_TO DO_: Below is a block of records; return all of them exactly, but without the images.

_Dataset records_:
begin
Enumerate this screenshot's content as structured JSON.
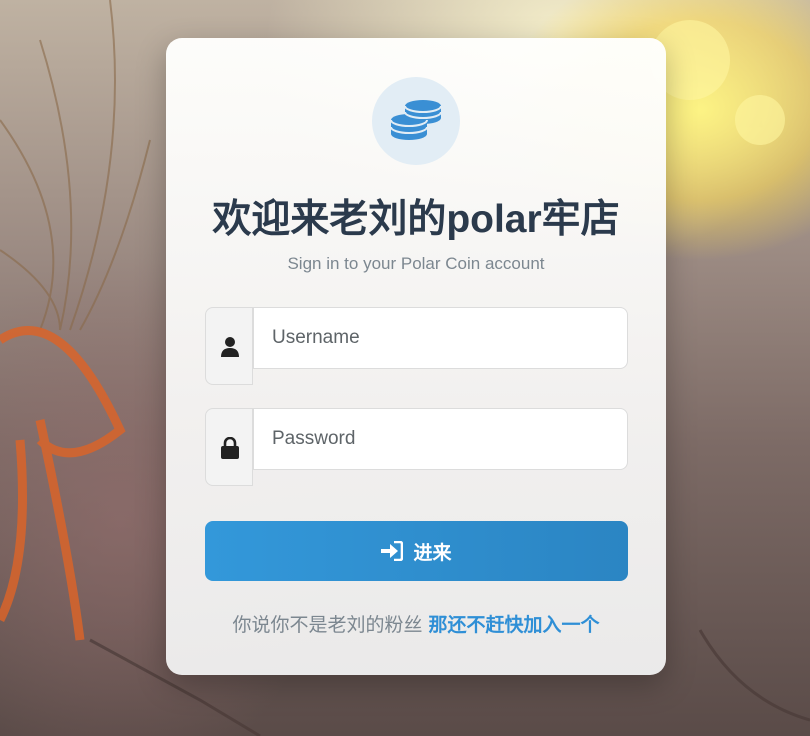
{
  "colors": {
    "title": "#2b3a4c",
    "subtitle": "#7c8790",
    "accent": "#3398da",
    "link": "#2f8fd6",
    "logo_circle": "#e2edf5"
  },
  "logo": {
    "icon": "coins-icon"
  },
  "title": "欢迎来老刘的polar牢店",
  "subtitle": "Sign in to your Polar Coin account",
  "username": {
    "icon": "user-icon",
    "placeholder": "Username",
    "value": ""
  },
  "password": {
    "icon": "lock-icon",
    "placeholder": "Password",
    "value": ""
  },
  "login_button": {
    "icon": "sign-in-icon",
    "label": "进来"
  },
  "footer": {
    "text": "你说你不是老刘的粉丝",
    "link_label": "那还不赶快加入一个"
  }
}
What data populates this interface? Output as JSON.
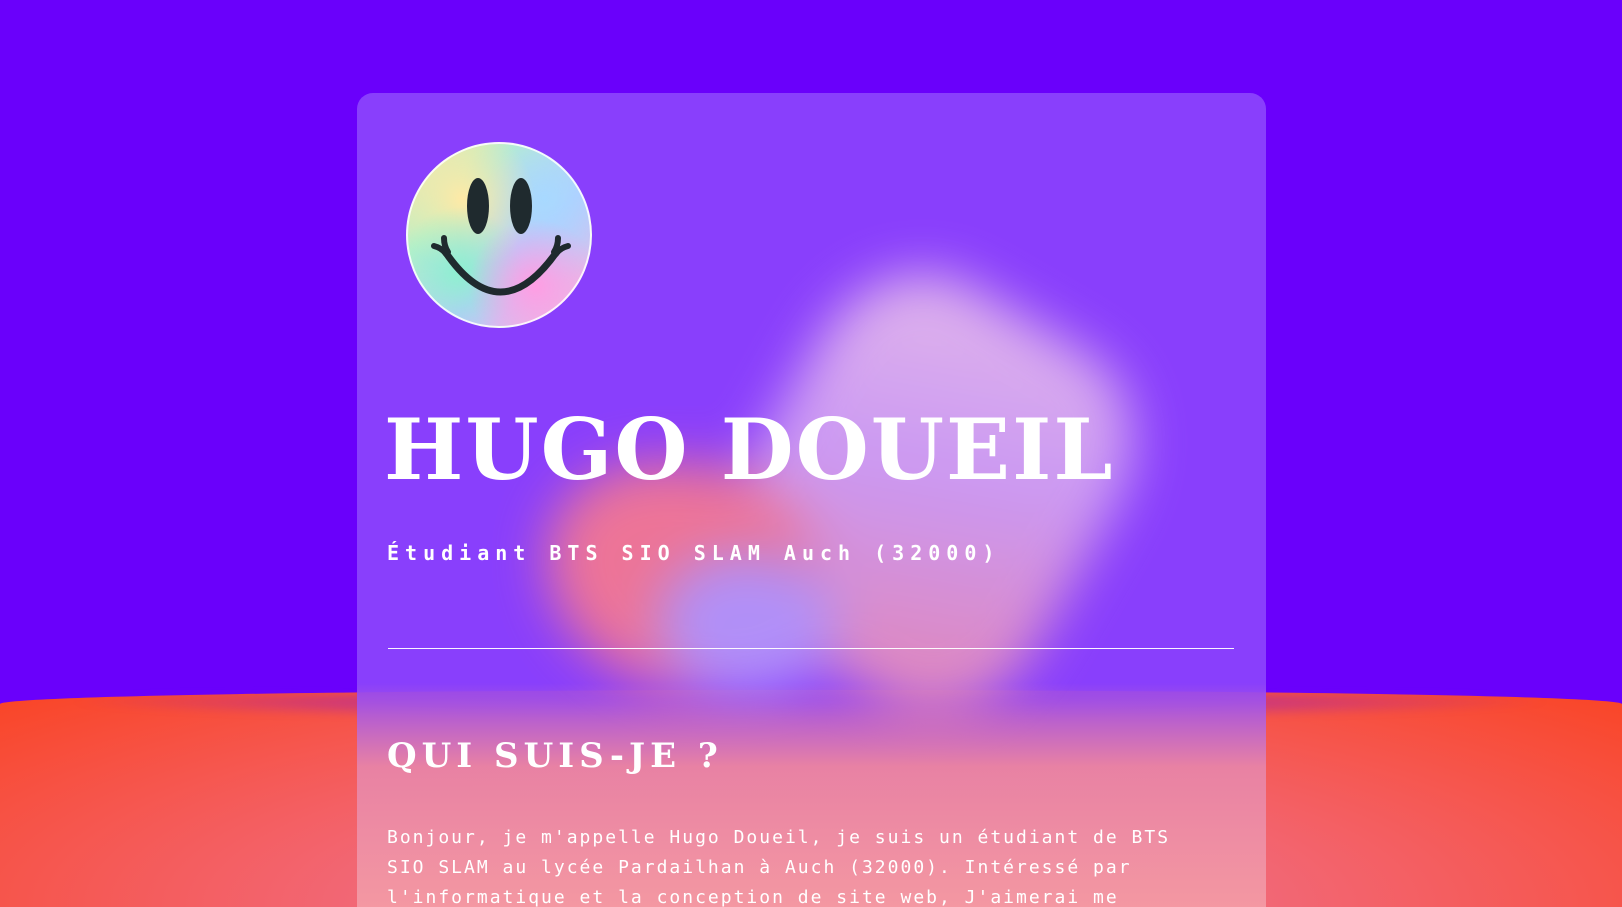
{
  "profile": {
    "avatar_icon": "smiley-face-icon",
    "name": "HUGO DOUEIL",
    "subtitle": "Étudiant BTS SIO SLAM Auch (32000)"
  },
  "about": {
    "title": "QUI SUIS-JE ?",
    "text": "Bonjour, je m'appelle Hugo Doueil, je suis un étudiant de BTS SIO SLAM au lycée Pardailhan à Auch (32000). Intéressé par l'informatique et la conception de site web, J'aimerai me spécialiser dans ce domaine et en"
  },
  "colors": {
    "background": "#6a00fb",
    "card": "#8c44fc",
    "floor": "#fa4424",
    "text": "#ffffff"
  }
}
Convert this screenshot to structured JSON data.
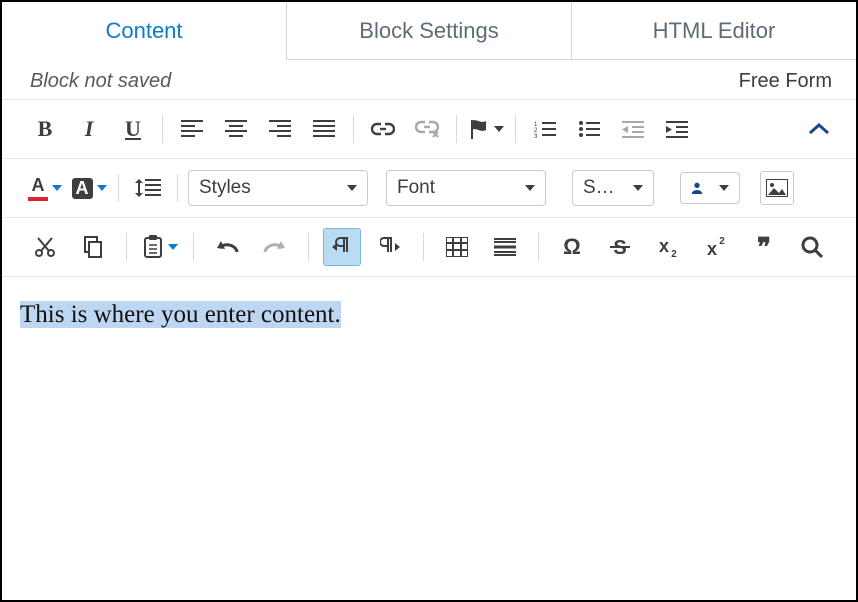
{
  "tabs": {
    "content": "Content",
    "block_settings": "Block Settings",
    "html_editor": "HTML Editor"
  },
  "status": {
    "not_saved": "Block not saved",
    "layout_type": "Free Form"
  },
  "dropdowns": {
    "styles": "Styles",
    "font": "Font",
    "size": "S…"
  },
  "editor": {
    "body": "This is where you enter content."
  },
  "glyph": {
    "A": "A",
    "omega": "Ω",
    "quotes": "❞"
  }
}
end
_PROBLEM SOLUTION_:
Enumerate this screenshot's content as structured JSON.
{
  "colors": {
    "title": "#2b3a4c",
    "subtitle": "#7c8790",
    "accent": "#3398da",
    "link": "#2f8fd6",
    "logo_circle": "#e2edf5"
  },
  "logo": {
    "icon": "coins-icon"
  },
  "title": "欢迎来老刘的polar牢店",
  "subtitle": "Sign in to your Polar Coin account",
  "username": {
    "icon": "user-icon",
    "placeholder": "Username",
    "value": ""
  },
  "password": {
    "icon": "lock-icon",
    "placeholder": "Password",
    "value": ""
  },
  "login_button": {
    "icon": "sign-in-icon",
    "label": "进来"
  },
  "footer": {
    "text": "你说你不是老刘的粉丝",
    "link_label": "那还不赶快加入一个"
  }
}
What data populates this interface? Output as JSON.
{
  "profile": {
    "avatar_icon": "smiley-face-icon",
    "name": "HUGO DOUEIL",
    "subtitle": "Étudiant BTS SIO SLAM Auch (32000)"
  },
  "about": {
    "title": "QUI SUIS-JE ?",
    "text": "Bonjour, je m'appelle Hugo Doueil, je suis un étudiant de BTS SIO SLAM au lycée Pardailhan à Auch (32000). Intéressé par l'informatique et la conception de site web, J'aimerai me spécialiser dans ce domaine et en"
  },
  "colors": {
    "background": "#6a00fb",
    "card": "#8c44fc",
    "floor": "#fa4424",
    "text": "#ffffff"
  }
}
Convert this screenshot to structured JSON data.
{
  "tabs": {
    "content": "Content",
    "block_settings": "Block Settings",
    "html_editor": "HTML Editor"
  },
  "status": {
    "not_saved": "Block not saved",
    "layout_type": "Free Form"
  },
  "dropdowns": {
    "styles": "Styles",
    "font": "Font",
    "size": "S…"
  },
  "editor": {
    "body": "This is where you enter content."
  },
  "glyph": {
    "A": "A",
    "omega": "Ω",
    "quotes": "❞"
  }
}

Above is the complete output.